■ AIM OF THE EXERCISE
Wherever the string "проведение" appears in the listing, copy that line.

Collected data
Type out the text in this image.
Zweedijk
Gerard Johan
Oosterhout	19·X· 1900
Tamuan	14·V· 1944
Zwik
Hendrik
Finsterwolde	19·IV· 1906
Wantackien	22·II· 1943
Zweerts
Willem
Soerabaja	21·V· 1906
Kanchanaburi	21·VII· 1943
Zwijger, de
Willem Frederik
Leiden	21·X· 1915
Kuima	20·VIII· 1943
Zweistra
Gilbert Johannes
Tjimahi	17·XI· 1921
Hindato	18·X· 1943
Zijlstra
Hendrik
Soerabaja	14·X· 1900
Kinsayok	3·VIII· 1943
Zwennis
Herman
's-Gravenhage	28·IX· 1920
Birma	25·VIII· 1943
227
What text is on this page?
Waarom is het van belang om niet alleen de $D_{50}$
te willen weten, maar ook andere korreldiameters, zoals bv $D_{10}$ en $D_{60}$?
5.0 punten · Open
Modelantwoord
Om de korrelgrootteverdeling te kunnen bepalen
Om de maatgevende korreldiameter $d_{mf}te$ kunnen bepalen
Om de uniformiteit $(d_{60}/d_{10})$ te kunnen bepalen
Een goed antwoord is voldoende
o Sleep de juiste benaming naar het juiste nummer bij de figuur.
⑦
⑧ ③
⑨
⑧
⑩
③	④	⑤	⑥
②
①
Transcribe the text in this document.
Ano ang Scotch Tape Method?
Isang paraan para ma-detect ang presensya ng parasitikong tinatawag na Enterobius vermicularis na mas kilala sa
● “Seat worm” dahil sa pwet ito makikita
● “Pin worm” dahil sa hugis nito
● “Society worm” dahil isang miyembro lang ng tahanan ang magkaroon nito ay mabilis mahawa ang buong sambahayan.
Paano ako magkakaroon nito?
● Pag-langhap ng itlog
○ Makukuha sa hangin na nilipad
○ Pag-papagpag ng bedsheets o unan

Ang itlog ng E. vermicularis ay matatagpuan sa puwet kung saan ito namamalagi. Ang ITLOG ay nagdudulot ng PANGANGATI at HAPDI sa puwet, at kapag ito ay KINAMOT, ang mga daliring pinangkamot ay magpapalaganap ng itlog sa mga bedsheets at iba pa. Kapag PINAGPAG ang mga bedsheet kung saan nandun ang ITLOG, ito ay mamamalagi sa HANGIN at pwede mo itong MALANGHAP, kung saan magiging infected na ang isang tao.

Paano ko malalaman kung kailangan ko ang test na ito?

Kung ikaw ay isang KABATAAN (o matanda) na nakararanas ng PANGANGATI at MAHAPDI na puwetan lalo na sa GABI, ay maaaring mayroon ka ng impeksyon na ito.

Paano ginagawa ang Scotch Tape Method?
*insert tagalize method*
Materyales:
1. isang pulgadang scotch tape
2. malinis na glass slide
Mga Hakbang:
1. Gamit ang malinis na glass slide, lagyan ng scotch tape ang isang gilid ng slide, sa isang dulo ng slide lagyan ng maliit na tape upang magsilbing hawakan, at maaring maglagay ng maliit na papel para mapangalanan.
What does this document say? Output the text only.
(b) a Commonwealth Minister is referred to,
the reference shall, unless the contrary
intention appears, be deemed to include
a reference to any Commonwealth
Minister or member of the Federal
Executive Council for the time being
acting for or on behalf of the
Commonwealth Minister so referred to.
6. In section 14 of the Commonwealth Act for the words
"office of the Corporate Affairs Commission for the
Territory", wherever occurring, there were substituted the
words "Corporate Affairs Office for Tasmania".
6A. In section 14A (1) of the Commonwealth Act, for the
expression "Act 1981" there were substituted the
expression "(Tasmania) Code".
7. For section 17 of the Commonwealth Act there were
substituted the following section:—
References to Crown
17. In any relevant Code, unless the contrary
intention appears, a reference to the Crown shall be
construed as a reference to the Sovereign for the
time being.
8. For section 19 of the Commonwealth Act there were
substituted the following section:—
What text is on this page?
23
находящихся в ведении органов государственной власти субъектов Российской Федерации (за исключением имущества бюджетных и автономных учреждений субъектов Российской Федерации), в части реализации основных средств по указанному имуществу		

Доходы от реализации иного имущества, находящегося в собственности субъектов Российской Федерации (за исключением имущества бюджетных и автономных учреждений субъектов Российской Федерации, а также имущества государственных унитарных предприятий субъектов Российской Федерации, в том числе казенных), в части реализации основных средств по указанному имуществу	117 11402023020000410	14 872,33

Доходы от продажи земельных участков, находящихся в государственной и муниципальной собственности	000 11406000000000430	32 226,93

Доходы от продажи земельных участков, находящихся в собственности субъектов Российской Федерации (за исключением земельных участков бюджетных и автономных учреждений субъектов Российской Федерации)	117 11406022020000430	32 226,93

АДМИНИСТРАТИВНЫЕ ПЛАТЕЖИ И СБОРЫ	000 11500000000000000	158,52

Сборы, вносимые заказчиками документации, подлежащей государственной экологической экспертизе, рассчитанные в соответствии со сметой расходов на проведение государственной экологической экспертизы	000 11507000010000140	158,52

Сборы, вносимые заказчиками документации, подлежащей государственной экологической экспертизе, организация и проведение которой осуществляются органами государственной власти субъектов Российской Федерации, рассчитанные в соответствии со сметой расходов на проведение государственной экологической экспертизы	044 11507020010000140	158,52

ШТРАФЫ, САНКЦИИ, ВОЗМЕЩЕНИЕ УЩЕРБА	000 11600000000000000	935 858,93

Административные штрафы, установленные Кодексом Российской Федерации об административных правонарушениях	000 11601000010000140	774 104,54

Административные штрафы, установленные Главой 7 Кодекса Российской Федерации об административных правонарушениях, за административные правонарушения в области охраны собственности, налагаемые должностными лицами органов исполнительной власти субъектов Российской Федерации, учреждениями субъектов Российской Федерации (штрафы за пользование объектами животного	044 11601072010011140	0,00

■ FULL ANSWER
Сборы, вносимые заказчиками документации, подлежащей государственной экологической экспертизе, рассчитанные в соответствии со сметой расходов на проведение государственной экологической экспертизы	000 11507000010000140	158,52
Сборы, вносимые заказчиками документации, подлежащей государственной экологической экспертизе, организация и проведение которой осуществляются органами государственной власти субъектов Российской Федерации, рассчитанные в соответствии со сметой расходов на проведение государственной экологической экспертизы	044 11507020010000140	158,52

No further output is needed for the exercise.